[Extracted data entries]
********

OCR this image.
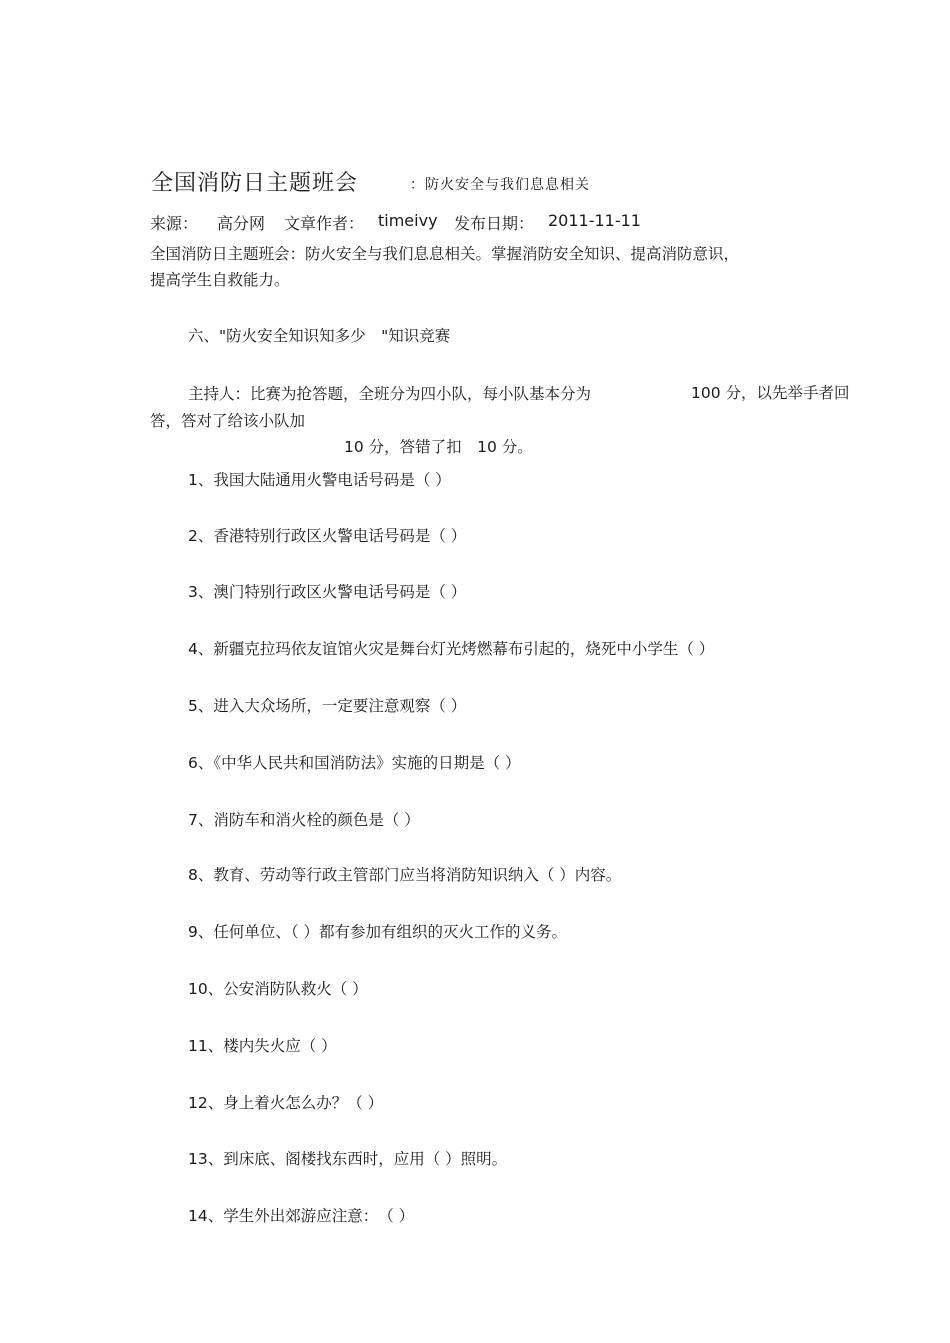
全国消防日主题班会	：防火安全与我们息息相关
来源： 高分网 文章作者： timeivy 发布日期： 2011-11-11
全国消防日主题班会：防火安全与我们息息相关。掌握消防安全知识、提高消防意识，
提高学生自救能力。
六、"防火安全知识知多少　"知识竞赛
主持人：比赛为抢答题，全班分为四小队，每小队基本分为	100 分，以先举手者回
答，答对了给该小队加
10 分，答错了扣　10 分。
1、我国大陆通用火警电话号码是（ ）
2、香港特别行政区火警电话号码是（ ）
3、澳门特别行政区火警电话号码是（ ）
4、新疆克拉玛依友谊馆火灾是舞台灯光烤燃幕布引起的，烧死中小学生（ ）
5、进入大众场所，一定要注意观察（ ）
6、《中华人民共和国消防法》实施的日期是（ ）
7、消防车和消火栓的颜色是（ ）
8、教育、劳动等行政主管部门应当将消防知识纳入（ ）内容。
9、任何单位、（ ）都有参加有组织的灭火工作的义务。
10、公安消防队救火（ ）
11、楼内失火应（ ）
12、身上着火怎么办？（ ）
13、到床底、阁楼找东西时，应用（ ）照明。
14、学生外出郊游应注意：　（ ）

********

● WHAT YOU NEED TO DO: Single out each line of the records above with the string "防火安全与我们息息相关" in it, and copy it.

● CORRECT RESPONSE:
全国消防日主题班会	：防火安全与我们息息相关
全国消防日主题班会：防火安全与我们息息相关。掌握消防安全知识、提高消防意识，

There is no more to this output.